• **Work to complete**
Transcribe all the records with complete accuracy.

Dataset rows about figures:
※ ※ ※

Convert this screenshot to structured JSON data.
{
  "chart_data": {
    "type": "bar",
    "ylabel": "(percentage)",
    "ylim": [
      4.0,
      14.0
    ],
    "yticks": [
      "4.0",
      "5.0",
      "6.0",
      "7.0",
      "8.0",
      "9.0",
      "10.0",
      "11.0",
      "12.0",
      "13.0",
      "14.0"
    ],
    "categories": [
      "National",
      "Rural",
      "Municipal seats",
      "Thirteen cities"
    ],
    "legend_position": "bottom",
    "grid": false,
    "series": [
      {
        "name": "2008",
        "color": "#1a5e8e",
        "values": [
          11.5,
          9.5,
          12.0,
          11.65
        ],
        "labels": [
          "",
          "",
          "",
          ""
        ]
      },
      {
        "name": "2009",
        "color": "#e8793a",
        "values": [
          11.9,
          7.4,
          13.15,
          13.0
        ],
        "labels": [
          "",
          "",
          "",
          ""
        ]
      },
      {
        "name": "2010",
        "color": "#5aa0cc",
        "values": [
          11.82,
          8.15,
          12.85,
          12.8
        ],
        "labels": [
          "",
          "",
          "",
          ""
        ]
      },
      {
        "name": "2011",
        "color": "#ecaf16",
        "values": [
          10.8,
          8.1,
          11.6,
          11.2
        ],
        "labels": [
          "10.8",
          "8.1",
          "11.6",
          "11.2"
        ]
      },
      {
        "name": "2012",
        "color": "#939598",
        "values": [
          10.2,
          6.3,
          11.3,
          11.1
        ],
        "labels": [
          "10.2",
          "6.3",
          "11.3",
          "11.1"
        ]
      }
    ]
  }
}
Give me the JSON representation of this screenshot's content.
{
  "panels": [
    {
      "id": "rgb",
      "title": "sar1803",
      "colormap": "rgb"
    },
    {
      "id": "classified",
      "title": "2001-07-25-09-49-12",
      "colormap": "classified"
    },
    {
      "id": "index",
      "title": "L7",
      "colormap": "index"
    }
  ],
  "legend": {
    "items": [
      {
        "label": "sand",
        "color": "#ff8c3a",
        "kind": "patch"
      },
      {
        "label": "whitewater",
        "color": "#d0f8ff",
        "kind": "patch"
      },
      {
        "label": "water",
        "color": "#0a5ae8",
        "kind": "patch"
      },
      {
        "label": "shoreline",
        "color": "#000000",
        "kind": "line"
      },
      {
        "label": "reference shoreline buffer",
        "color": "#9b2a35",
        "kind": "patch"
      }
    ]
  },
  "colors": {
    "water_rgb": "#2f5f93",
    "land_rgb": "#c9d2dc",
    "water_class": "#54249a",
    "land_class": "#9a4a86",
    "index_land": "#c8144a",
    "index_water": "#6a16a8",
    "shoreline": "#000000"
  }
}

※ ※ ※

• **Full answer**
Convert this screenshot to structured JSON data.
{
  "chart_data": {
    "type": "bar",
    "ylabel": "(percentage)",
    "ylim": [
      4.0,
      14.0
    ],
    "yticks": [
      "4.0",
      "5.0",
      "6.0",
      "7.0",
      "8.0",
      "9.0",
      "10.0",
      "11.0",
      "12.0",
      "13.0",
      "14.0"
    ],
    "categories": [
      "National",
      "Rural",
      "Municipal seats",
      "Thirteen cities"
    ],
    "legend_position": "bottom",
    "grid": false,
    "series": [
      {
        "name": "2008",
        "color": "#1a5e8e",
        "values": [
          11.5,
          9.5,
          12.0,
          11.65
        ],
        "labels": [
          "",
          "",
          "",
          ""
        ]
      },
      {
        "name": "2009",
        "color": "#e8793a",
        "values": [
          11.9,
          7.4,
          13.15,
          13.0
        ],
        "labels": [
          "",
          "",
          "",
          ""
        ]
      },
      {
        "name": "2010",
        "color": "#5aa0cc",
        "values": [
          11.82,
          8.15,
          12.85,
          12.8
        ],
        "labels": [
          "",
          "",
          "",
          ""
        ]
      },
      {
        "name": "2011",
        "color": "#ecaf16",
        "values": [
          10.8,
          8.1,
          11.6,
          11.2
        ],
        "labels": [
          "10.8",
          "8.1",
          "11.6",
          "11.2"
        ]
      },
      {
        "name": "2012",
        "color": "#939598",
        "values": [
          10.2,
          6.3,
          11.3,
          11.1
        ],
        "labels": [
          "10.2",
          "6.3",
          "11.3",
          "11.1"
        ]
      }
    ]
  }
}
Give me the JSON representation of this screenshot's content.
{
  "panels": [
    {
      "id": "rgb",
      "title": "sar1803",
      "colormap": "rgb"
    },
    {
      "id": "classified",
      "title": "2001-07-25-09-49-12",
      "colormap": "classified"
    },
    {
      "id": "index",
      "title": "L7",
      "colormap": "index"
    }
  ],
  "legend": {
    "items": [
      {
        "label": "sand",
        "color": "#ff8c3a",
        "kind": "patch"
      },
      {
        "label": "whitewater",
        "color": "#d0f8ff",
        "kind": "patch"
      },
      {
        "label": "water",
        "color": "#0a5ae8",
        "kind": "patch"
      },
      {
        "label": "shoreline",
        "color": "#000000",
        "kind": "line"
      },
      {
        "label": "reference shoreline buffer",
        "color": "#9b2a35",
        "kind": "patch"
      }
    ]
  },
  "colors": {
    "water_rgb": "#2f5f93",
    "land_rgb": "#c9d2dc",
    "water_class": "#54249a",
    "land_class": "#9a4a86",
    "index_land": "#c8144a",
    "index_water": "#6a16a8",
    "shoreline": "#000000"
  }
}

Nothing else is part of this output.